AVAILABLE RECORDS:
##############################

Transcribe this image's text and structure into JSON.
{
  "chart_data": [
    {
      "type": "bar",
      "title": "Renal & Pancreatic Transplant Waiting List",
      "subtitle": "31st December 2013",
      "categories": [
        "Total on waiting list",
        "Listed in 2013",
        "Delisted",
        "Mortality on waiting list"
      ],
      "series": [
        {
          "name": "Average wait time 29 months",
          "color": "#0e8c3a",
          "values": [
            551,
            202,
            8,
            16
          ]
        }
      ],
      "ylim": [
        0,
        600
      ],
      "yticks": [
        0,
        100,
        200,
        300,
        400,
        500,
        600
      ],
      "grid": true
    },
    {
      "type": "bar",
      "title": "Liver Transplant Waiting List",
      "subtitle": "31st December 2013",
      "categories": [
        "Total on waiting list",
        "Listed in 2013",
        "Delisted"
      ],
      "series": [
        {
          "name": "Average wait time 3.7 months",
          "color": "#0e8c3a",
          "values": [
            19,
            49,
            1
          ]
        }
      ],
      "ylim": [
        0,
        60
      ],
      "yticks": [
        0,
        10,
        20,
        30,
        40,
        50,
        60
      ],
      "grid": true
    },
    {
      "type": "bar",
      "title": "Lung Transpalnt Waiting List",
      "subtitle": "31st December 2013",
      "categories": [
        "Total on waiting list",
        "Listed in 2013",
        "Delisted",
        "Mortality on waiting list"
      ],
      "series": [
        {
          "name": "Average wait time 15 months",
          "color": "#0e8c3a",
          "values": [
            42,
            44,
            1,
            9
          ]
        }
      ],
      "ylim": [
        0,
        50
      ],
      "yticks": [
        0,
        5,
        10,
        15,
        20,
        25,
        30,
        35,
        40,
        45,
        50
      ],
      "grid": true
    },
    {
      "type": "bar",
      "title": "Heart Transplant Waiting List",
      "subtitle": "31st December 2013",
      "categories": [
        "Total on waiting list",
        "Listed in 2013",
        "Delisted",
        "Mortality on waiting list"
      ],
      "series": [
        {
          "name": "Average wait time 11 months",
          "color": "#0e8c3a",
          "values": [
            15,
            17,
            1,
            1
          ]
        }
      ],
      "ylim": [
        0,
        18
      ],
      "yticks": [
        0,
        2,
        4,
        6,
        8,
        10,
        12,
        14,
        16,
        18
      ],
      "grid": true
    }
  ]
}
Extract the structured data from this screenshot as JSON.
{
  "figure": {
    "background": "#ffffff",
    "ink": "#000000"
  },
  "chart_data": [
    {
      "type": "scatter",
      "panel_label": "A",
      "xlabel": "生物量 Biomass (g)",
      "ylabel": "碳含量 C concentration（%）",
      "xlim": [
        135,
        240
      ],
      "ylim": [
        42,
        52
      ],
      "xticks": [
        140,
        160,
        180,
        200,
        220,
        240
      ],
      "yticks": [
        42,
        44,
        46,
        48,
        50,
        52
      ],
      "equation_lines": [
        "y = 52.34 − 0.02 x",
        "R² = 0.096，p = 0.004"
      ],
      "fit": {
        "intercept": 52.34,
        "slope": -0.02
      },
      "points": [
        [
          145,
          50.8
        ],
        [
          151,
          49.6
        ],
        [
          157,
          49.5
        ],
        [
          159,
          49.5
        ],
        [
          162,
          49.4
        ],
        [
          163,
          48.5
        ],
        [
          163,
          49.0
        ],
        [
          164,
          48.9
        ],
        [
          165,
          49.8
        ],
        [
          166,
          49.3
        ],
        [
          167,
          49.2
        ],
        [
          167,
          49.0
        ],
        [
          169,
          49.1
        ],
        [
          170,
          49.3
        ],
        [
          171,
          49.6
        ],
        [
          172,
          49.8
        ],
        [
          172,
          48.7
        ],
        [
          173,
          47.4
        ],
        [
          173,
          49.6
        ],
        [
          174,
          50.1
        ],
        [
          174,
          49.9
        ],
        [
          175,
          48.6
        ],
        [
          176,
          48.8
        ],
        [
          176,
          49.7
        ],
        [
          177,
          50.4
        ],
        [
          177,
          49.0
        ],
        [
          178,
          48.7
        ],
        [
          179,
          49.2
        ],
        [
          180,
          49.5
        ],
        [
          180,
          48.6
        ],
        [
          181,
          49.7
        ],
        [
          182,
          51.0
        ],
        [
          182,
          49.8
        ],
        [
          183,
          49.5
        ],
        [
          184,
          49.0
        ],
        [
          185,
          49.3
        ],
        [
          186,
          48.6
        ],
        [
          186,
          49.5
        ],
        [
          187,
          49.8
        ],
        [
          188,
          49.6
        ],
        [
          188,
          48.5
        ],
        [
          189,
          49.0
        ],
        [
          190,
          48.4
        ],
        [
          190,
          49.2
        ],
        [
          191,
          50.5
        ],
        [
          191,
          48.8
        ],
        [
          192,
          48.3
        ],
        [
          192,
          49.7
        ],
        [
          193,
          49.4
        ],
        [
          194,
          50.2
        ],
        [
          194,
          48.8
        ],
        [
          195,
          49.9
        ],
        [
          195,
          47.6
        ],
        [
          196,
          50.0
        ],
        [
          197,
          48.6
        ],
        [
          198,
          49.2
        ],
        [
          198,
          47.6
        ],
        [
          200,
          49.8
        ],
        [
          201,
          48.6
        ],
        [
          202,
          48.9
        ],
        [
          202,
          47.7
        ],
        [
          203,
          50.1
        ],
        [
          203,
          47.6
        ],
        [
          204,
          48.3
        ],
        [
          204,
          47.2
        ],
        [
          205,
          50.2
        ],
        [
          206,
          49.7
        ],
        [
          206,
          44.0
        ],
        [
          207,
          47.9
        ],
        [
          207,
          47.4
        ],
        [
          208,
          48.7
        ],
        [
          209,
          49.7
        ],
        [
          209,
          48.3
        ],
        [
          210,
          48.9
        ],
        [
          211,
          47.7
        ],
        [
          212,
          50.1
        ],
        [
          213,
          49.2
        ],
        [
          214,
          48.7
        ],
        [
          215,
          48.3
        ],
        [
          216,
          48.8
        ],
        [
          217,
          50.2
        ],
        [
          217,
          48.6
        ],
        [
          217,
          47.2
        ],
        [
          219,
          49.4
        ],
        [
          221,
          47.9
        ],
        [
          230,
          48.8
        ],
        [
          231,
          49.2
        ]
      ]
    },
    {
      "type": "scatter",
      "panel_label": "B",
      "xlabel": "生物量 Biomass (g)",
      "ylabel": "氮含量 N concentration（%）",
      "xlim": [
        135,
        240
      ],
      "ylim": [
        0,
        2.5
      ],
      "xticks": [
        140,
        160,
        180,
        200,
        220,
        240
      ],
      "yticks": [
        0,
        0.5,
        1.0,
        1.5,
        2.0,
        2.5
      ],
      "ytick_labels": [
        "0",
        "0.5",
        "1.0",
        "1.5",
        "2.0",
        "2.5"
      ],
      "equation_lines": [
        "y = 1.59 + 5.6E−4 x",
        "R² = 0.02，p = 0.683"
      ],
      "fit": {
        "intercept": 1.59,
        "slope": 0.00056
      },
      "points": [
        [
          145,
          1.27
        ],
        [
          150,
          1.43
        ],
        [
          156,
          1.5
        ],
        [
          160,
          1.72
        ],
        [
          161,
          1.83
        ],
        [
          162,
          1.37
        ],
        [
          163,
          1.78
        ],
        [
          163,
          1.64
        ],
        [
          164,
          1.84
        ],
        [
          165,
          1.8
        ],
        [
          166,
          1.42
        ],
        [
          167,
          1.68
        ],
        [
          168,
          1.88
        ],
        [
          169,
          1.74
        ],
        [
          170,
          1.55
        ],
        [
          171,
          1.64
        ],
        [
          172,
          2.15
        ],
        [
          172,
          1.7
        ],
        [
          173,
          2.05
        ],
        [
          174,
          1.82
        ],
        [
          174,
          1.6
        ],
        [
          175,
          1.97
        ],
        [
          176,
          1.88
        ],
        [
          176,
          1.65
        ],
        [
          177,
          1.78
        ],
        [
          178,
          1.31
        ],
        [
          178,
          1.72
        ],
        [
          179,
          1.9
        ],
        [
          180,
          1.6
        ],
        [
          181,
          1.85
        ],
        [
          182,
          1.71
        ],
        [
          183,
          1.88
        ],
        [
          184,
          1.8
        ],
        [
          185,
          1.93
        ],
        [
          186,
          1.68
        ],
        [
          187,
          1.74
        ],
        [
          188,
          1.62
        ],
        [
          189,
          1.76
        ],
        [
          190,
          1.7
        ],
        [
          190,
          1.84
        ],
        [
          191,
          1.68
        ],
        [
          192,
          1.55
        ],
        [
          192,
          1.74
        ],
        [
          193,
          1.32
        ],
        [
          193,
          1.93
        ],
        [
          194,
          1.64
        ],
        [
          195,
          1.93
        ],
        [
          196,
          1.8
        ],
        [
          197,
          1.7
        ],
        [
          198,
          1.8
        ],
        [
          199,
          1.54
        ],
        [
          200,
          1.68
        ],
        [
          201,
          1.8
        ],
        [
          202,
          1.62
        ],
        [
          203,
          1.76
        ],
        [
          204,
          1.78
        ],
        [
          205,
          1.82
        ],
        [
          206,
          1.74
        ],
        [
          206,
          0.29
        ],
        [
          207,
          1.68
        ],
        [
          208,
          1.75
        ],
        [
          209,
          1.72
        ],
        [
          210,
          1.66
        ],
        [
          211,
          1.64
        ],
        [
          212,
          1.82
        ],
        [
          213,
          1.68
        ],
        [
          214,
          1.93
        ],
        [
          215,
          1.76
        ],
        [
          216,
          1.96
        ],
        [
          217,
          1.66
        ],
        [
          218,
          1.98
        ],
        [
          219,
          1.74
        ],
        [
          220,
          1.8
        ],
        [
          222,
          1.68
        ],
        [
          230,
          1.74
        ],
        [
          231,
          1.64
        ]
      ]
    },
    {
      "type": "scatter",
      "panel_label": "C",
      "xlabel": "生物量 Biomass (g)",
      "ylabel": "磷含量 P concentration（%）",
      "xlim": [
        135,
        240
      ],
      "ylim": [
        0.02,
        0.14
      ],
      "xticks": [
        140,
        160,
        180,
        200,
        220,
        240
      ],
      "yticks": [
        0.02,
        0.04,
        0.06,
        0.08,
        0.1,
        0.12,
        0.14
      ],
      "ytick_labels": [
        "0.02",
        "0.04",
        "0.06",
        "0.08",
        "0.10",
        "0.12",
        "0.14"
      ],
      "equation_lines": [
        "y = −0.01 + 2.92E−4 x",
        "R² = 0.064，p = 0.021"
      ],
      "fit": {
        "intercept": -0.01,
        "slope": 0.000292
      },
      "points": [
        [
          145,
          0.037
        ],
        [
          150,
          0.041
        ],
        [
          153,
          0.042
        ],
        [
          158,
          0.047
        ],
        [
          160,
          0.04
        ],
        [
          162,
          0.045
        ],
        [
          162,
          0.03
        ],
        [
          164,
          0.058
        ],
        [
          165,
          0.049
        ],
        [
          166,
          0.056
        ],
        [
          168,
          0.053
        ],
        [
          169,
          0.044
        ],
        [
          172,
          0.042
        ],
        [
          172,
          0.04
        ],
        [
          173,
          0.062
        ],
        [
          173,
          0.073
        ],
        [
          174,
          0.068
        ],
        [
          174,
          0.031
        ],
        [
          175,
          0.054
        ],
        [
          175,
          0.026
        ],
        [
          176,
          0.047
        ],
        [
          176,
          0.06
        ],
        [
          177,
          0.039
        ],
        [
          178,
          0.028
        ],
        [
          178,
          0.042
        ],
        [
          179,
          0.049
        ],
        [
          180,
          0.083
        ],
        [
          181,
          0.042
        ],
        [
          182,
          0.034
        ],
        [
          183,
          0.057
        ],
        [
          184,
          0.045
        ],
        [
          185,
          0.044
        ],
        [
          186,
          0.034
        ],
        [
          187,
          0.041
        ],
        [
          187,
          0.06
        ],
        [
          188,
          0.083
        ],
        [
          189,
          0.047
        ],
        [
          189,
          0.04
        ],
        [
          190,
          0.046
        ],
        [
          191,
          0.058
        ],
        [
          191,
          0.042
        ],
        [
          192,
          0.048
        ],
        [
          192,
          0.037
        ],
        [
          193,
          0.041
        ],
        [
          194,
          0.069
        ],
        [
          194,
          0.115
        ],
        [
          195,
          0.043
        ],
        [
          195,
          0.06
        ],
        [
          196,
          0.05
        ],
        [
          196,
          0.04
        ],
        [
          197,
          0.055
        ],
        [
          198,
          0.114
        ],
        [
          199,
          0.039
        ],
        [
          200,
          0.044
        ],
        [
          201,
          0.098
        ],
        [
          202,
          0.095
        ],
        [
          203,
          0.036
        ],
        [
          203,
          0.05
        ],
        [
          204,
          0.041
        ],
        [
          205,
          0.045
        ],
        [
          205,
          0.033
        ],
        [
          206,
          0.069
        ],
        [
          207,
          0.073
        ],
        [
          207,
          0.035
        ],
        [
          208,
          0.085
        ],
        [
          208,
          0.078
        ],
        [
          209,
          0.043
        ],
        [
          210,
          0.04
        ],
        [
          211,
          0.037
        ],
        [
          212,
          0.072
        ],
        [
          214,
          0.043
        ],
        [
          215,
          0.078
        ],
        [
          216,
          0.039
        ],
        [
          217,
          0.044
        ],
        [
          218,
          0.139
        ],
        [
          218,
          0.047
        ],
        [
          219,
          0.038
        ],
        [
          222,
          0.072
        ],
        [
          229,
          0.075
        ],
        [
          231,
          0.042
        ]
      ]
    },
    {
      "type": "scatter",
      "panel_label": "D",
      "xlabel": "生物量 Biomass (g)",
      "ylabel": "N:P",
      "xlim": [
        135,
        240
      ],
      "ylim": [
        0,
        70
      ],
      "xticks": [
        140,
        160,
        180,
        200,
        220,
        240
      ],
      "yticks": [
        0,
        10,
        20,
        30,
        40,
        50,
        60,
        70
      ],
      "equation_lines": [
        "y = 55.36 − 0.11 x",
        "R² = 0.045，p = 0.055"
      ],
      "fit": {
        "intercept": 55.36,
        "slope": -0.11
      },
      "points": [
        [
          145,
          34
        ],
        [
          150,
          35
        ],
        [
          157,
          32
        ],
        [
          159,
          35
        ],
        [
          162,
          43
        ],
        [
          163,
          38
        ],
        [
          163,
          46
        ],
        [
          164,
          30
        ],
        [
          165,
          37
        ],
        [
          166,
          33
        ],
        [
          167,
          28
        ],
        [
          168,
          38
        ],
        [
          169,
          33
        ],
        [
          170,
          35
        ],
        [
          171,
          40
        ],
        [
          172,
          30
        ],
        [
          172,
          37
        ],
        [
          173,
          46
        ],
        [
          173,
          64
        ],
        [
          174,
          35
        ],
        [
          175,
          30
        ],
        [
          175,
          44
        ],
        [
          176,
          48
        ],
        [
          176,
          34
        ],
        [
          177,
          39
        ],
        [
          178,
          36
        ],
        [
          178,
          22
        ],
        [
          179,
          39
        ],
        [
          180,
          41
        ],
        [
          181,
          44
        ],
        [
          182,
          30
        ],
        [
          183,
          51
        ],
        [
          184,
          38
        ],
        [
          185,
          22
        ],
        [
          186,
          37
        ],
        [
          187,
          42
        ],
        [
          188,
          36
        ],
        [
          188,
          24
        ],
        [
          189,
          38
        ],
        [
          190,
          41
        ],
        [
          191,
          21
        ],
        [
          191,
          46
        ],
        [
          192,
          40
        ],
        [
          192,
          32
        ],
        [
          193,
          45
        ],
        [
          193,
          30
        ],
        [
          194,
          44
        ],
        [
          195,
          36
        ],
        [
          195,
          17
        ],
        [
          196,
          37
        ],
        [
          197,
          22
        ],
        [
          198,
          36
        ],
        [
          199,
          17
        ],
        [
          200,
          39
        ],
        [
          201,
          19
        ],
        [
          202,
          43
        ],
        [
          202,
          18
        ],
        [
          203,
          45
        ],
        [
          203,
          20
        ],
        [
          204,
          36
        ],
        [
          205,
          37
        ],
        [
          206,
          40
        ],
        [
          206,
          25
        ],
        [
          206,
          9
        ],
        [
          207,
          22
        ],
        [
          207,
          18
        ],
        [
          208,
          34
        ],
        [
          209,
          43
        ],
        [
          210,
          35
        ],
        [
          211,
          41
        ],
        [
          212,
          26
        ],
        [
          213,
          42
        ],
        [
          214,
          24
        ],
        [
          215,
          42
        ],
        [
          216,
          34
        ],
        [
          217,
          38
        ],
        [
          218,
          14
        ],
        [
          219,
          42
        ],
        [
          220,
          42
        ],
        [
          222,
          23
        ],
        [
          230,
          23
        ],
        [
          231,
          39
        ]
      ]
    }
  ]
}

##############################

BRIEF:
Gather up the lines containing the word "intercept" from these records and copy them.

EXERCISE RESULT:
        "intercept": 52.34,
        "intercept": 1.59,
        "intercept": -0.01,
        "intercept": 55.36,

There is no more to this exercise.